_Task_: Restate the data word for word and leave the images out.

Collection entries

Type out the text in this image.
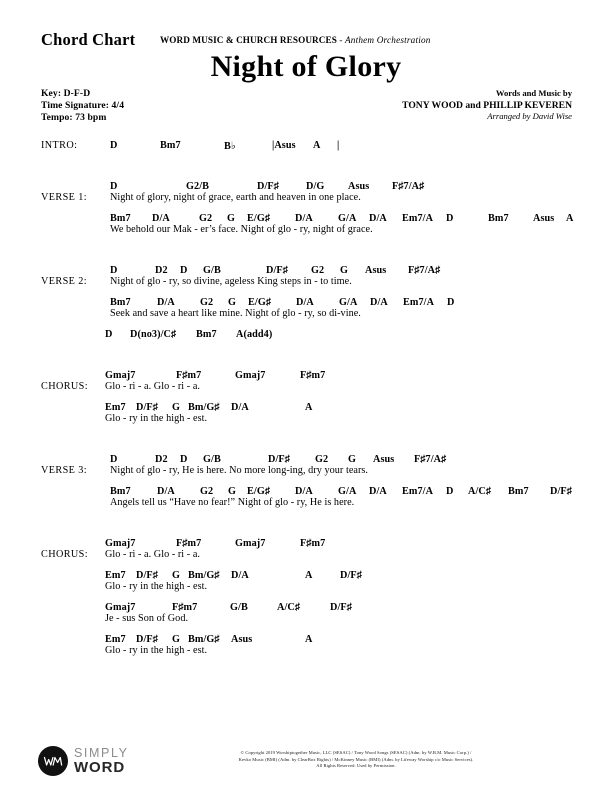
Chord Chart	WORD MUSIC & CHURCH RESOURCES - Anthem Orchestration
Night of Glory
Key: D-F-D
Time Signature: 4/4
Tempo: 73 bpm
Words and Music by
TONY WOOD and PHILLIP KEVEREN
Arranged by David Wise
D	Bm7	B♭	|Asus A |
INTRO:
D	G2/B	D/F♯	D/G Asus F♯7/A♯
Night of glory, night of grace, earth and heaven in one place.
VERSE 1:
Bm7 D/A	G2 G E/G♯ D/A G/A D/A Em7/A D	Bm7 Asus A
We behold our Mak - er’s face. Night of glo - ry, night of grace.
D	D2 D G/B	D/F♯ G2 G Asus F♯7/A♯
Night of glo - ry, so divine, ageless King steps in - to time.
VERSE 2:
Bm7	D/A G2 G E/G♯ D/A G/A D/A Em7/A D
Seek and save a heart like mine. Night of glo - ry, so di-vine.
D D(no3)/C♯ Bm7 A(add4)
Gmaj7	F♯m7	Gmaj7	F♯m7
Glo - ri - a. Glo - ri - a.
CHORUS:
Em7 D/F♯ G Bm/G♯ D/A	A
Glo - ry in the high - est.
D	D2 D G/B	D/F♯ G2 G Asus F♯7/A♯
Night of glo - ry, He is here. No more long-ing, dry your tears.
VERSE 3:
Bm7	D/A G2 G E/G♯ D/A G/A D/A Em7/A D A/C♯ Bm7 D/F♯
Angels tell us “Have no fear!” Night of glo - ry, He is here.
Gmaj7	F♯m7	Gmaj7	F♯m7
Glo - ri - a. Glo - ri - a.
CHORUS:
Em7 D/F♯ G Bm/G♯ D/A	A	D/F♯
Glo - ry in the high - est.
Gmaj7	F♯m7	G/B	A/C♯	D/F♯
Je - sus Son of God.
Em7 D/F♯ G Bm/G♯ Asus	A
Glo - ry in the high - est.
SIMPLY
WORD
© Copyright 2019 Worshiptogether Music, LLC (SESAC) / Tony Wood Songs (SESAC) (Adm. by W.B.M. Music Corp.) /
Kevko Music (BMI) (Adm. by ClearBox Rights) / McKinney Music (BMI) (Adm. by Lifeway Worship c/o Music Services).
All Rights Reserved. Used by Permission.
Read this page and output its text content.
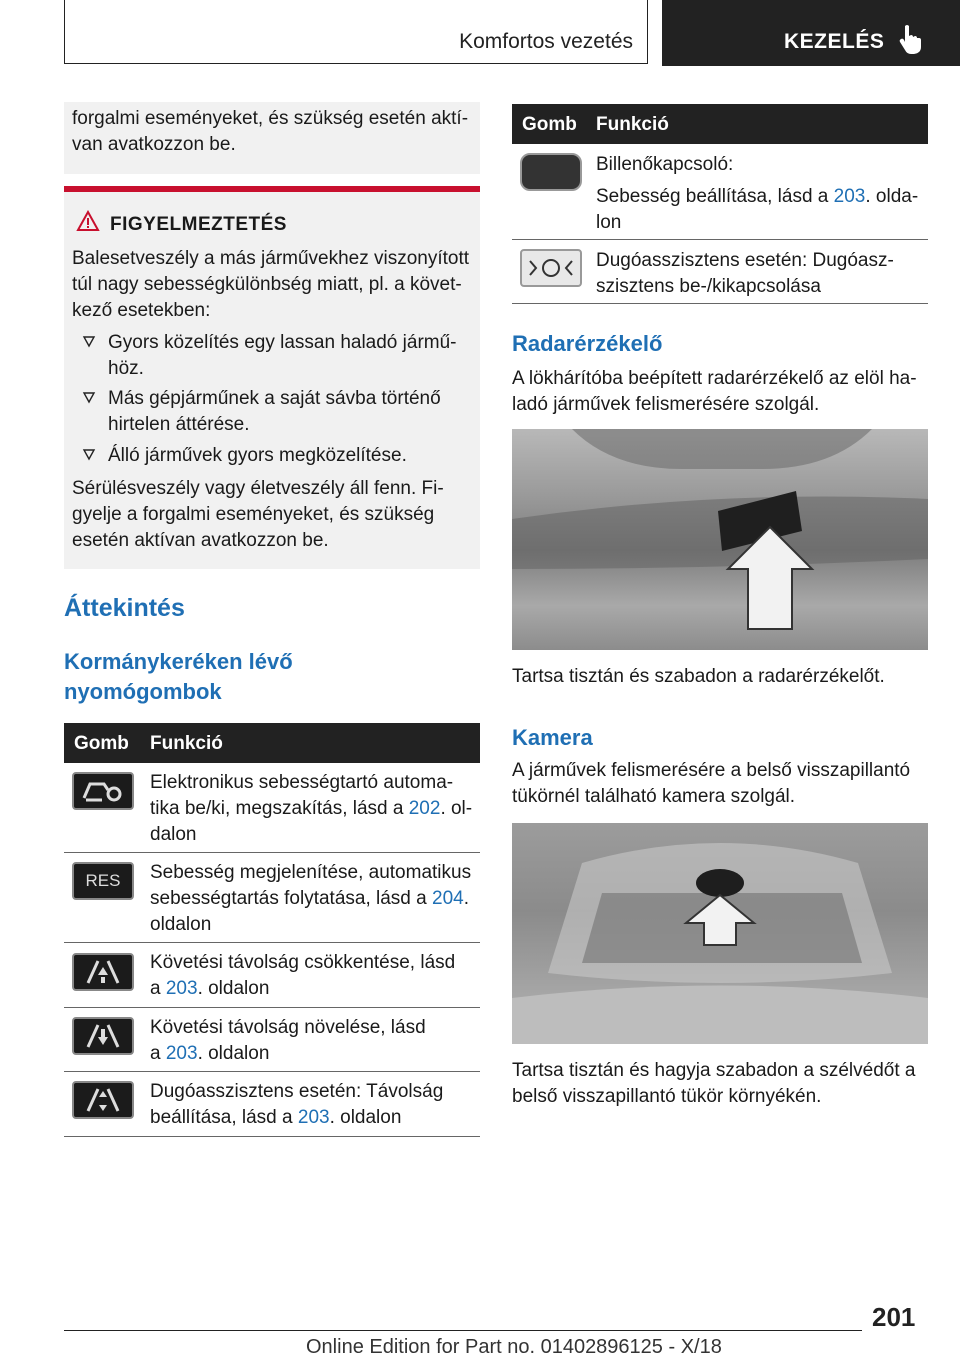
Komfortos vezetés	KEZELÉS
forgalmi eseményeket, és szükség esetén aktí-
van avatkozzon be.
FIGYELMEZTETÉS
Balesetveszély a más járművekhez viszonyított
túl nagy sebességkülönbség miatt, pl. a követ-
kező esetekben:
Gyors közelítés egy lassan haladó jármű-
höz.
Más gépjárműnek a saját sávba történő
hirtelen áttérése.
Álló járművek gyors megközelítése.
Sérülésveszély vagy életveszély áll fenn. Fi-
gyelje a forgalmi eseményeket, és szükség
esetén aktívan avatkozzon be.
Áttekintés
Kormánykeréken lévő
nyomógombok
Gomb Funkció
Elektronikus sebességtartó automa-
tika be/ki, megszakítás, lásd a 202. ol-
dalon
RES	Sebesség megjelenítése, automatikus
sebességtartás folytatása, lásd a 204.
oldalon
Követési távolság csökkentése, lásd
a 203. oldalon
Követési távolság növelése, lásd
a 203. oldalon
Dugóasszisztens esetén: Távolság
beállítása, lásd a 203. oldalon
Gomb Funkció
Billenőkapcsoló:
Sebesség beállítása, lásd a 203. olda-
lon
Dugóasszisztens esetén: Dugóasz-
szisztens be-/kikapcsolása
Radarérzékelő
A lökhárítóba beépített radarérzékelő az elöl ha-
ladó járművek felismerésére szolgál.
Tartsa tisztán és szabadon a radarérzékelőt.
Kamera
A járművek felismerésére a belső visszapillantó
tükörnél található kamera szolgál.
Tartsa tisztán és hagyja szabadon a szélvédőt a
belső visszapillantó tükör környékén.
201
Online Edition for Part no. 01402896125 - X/18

_Solution for this exercise_:
Type out the text in this image.
Chord Chart	WORD MUSIC & CHURCH RESOURCES - Anthem Orchestration
Night of Glory
Key: D-F-D
Time Signature: 4/4
Tempo: 73 bpm
Words and Music by
TONY WOOD and PHILLIP KEVEREN
Arranged by David Wise
D	Bm7	B♭	|Asus A |
INTRO:
D	G2/B	D/F♯	D/G Asus F♯7/A♯
Night of glory, night of grace, earth and heaven in one place.
VERSE 1:
Bm7 D/A	G2 G E/G♯ D/A G/A D/A Em7/A D	Bm7 Asus A
We behold our Mak - er’s face. Night of glo - ry, night of grace.
D	D2 D G/B	D/F♯ G2 G Asus F♯7/A♯
Night of glo - ry, so divine, ageless King steps in - to time.
VERSE 2:
Bm7	D/A G2 G E/G♯ D/A G/A D/A Em7/A D
Seek and save a heart like mine. Night of glo - ry, so di-vine.
D D(no3)/C♯ Bm7 A(add4)
Gmaj7	F♯m7	Gmaj7	F♯m7
Glo - ri - a. Glo - ri - a.
CHORUS:
Em7 D/F♯ G Bm/G♯ D/A	A
Glo - ry in the high - est.
D	D2 D G/B	D/F♯ G2 G Asus F♯7/A♯
Night of glo - ry, He is here. No more long-ing, dry your tears.
VERSE 3:
Bm7	D/A G2 G E/G♯ D/A G/A D/A Em7/A D A/C♯ Bm7 D/F♯
Angels tell us “Have no fear!” Night of glo - ry, He is here.
Gmaj7	F♯m7	Gmaj7	F♯m7
Glo - ri - a. Glo - ri - a.
CHORUS:
Em7 D/F♯ G Bm/G♯ D/A	A	D/F♯
Glo - ry in the high - est.
Gmaj7	F♯m7	G/B	A/C♯	D/F♯
Je - sus Son of God.
Em7 D/F♯ G Bm/G♯ Asus	A
Glo - ry in the high - est.
SIMPLY
WORD
© Copyright 2019 Worshiptogether Music, LLC (SESAC) / Tony Wood Songs (SESAC) (Adm. by W.B.M. Music Corp.) /
Kevko Music (BMI) (Adm. by ClearBox Rights) / McKinney Music (BMI) (Adm. by Lifeway Worship c/o Music Services).
All Rights Reserved. Used by Permission.
Read this page and output its text content.
Komfortos vezetés	KEZELÉS
forgalmi eseményeket, és szükség esetén aktí-
van avatkozzon be.
FIGYELMEZTETÉS
Balesetveszély a más járművekhez viszonyított
túl nagy sebességkülönbség miatt, pl. a követ-
kező esetekben:
Gyors közelítés egy lassan haladó jármű-
höz.
Más gépjárműnek a saját sávba történő
hirtelen áttérése.
Álló járművek gyors megközelítése.
Sérülésveszély vagy életveszély áll fenn. Fi-
gyelje a forgalmi eseményeket, és szükség
esetén aktívan avatkozzon be.
Áttekintés
Kormánykeréken lévő
nyomógombok
Gomb Funkció
Elektronikus sebességtartó automa-
tika be/ki, megszakítás, lásd a 202. ol-
dalon
RES	Sebesség megjelenítése, automatikus
sebességtartás folytatása, lásd a 204.
oldalon
Követési távolság csökkentése, lásd
a 203. oldalon
Követési távolság növelése, lásd
a 203. oldalon
Dugóasszisztens esetén: Távolság
beállítása, lásd a 203. oldalon
Gomb Funkció
Billenőkapcsoló:
Sebesség beállítása, lásd a 203. olda-
lon
Dugóasszisztens esetén: Dugóasz-
szisztens be-/kikapcsolása
Radarérzékelő
A lökhárítóba beépített radarérzékelő az elöl ha-
ladó járművek felismerésére szolgál.
Tartsa tisztán és szabadon a radarérzékelőt.
Kamera
A járművek felismerésére a belső visszapillantó
tükörnél található kamera szolgál.
Tartsa tisztán és hagyja szabadon a szélvédőt a
belső visszapillantó tükör környékén.
201
Online Edition for Part no. 01402896125 - X/18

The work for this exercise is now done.